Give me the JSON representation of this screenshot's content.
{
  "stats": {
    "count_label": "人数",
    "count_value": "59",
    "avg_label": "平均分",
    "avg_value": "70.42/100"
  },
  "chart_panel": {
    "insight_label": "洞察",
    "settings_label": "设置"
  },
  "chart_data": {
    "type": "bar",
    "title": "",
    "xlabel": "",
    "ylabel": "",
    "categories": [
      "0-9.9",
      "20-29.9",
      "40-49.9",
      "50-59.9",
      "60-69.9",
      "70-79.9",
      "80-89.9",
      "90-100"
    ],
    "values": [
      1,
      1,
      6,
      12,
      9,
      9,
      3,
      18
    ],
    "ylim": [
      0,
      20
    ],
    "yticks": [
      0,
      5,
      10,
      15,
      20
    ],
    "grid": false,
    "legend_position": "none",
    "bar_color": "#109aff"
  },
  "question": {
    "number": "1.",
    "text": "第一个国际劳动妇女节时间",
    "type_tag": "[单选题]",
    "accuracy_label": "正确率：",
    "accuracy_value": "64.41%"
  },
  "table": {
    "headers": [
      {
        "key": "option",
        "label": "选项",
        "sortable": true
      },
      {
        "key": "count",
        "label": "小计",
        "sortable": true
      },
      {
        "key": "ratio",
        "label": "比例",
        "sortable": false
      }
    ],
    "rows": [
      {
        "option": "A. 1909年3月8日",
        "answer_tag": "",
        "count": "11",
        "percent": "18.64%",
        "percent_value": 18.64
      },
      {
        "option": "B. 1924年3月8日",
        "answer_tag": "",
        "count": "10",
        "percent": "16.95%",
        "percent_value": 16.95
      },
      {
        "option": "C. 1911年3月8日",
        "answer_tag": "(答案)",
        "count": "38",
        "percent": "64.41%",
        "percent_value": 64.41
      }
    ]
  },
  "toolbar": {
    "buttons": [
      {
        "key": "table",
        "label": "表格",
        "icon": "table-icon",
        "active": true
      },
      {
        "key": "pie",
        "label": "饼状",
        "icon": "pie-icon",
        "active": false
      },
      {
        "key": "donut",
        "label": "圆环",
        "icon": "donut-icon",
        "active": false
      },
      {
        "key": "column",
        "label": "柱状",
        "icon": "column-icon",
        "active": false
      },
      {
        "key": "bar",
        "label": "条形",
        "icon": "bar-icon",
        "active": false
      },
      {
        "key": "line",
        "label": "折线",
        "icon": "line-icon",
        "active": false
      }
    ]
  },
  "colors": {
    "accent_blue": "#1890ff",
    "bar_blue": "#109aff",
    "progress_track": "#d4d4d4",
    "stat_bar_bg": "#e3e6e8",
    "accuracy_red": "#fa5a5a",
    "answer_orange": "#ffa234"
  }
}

__________________________________________________

■ **Required work**
Tell how many lines of the data above hold the string "option". Give only the number.

■ **Correct output**
4